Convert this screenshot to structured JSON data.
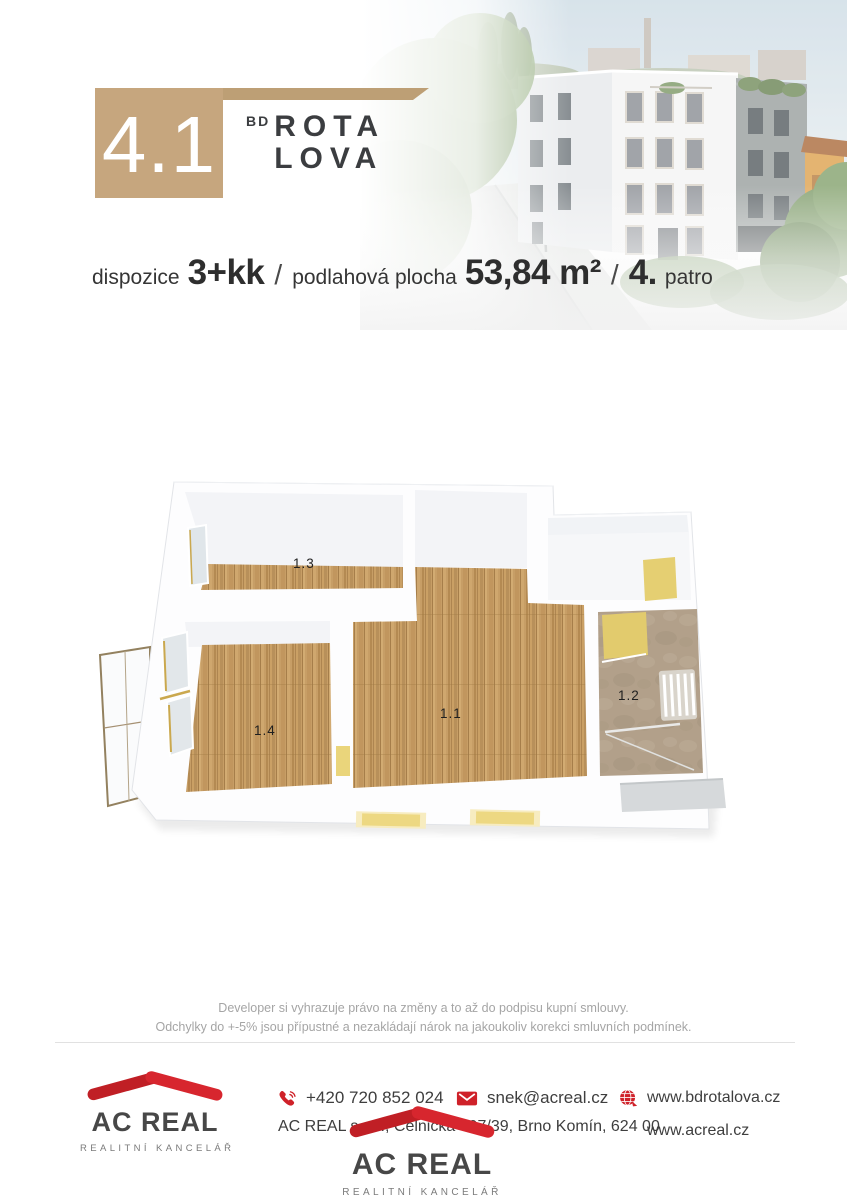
{
  "unit": {
    "number": "4.1"
  },
  "brand": {
    "prefix": "BD",
    "line1": "ROTA",
    "line2": "LOVA"
  },
  "specs": {
    "dispozice_label": "dispozice",
    "dispozice_value": "3+kk",
    "separator": "/",
    "plocha_label": "podlahová plocha",
    "plocha_value": "53,84 m²",
    "patro_value": "4.",
    "patro_label": "patro"
  },
  "floorplan": {
    "rooms": [
      {
        "label": "1.1"
      },
      {
        "label": "1.2"
      },
      {
        "label": "1.3"
      },
      {
        "label": "1.4"
      }
    ]
  },
  "disclaimer": {
    "line1": "Developer si vyhrazuje právo na změny a to až do podpisu kupní smlouvy.",
    "line2": "Odchylky do +-5% jsou přípustné a nezakládají nárok na jakoukoliv korekci smluvních podmínek."
  },
  "footer": {
    "phone": "+420 720 852 024",
    "email": "snek@acreal.cz",
    "address": "AC REAL s.r.o., Celnická 397/39, Brno Komín, 624 00",
    "website_project": "www.bdrotalova.cz",
    "website_agency": "www.acreal.cz",
    "agency_name": "AC REAL",
    "agency_tagline": "REALITNÍ KANCELÁŘ"
  },
  "colors": {
    "tan": "#c6a67e",
    "red": "#cf2129",
    "dark_text": "#3b3d40"
  }
}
+++
→ WHAT IS ASKED
Return the listing above in full and without alteration, excluding its pictures.

→ FULL SOLUTION
Convert this screenshot to structured JSON data.
{
  "unit": {
    "number": "4.1"
  },
  "brand": {
    "prefix": "BD",
    "line1": "ROTA",
    "line2": "LOVA"
  },
  "specs": {
    "dispozice_label": "dispozice",
    "dispozice_value": "3+kk",
    "separator": "/",
    "plocha_label": "podlahová plocha",
    "plocha_value": "53,84 m²",
    "patro_value": "4.",
    "patro_label": "patro"
  },
  "floorplan": {
    "rooms": [
      {
        "label": "1.1"
      },
      {
        "label": "1.2"
      },
      {
        "label": "1.3"
      },
      {
        "label": "1.4"
      }
    ]
  },
  "disclaimer": {
    "line1": "Developer si vyhrazuje právo na změny a to až do podpisu kupní smlouvy.",
    "line2": "Odchylky do +-5% jsou přípustné a nezakládají nárok na jakoukoliv korekci smluvních podmínek."
  },
  "footer": {
    "phone": "+420 720 852 024",
    "email": "snek@acreal.cz",
    "address": "AC REAL s.r.o., Celnická 397/39, Brno Komín, 624 00",
    "website_project": "www.bdrotalova.cz",
    "website_agency": "www.acreal.cz",
    "agency_name": "AC REAL",
    "agency_tagline": "REALITNÍ KANCELÁŘ"
  },
  "colors": {
    "tan": "#c6a67e",
    "red": "#cf2129",
    "dark_text": "#3b3d40"
  }
}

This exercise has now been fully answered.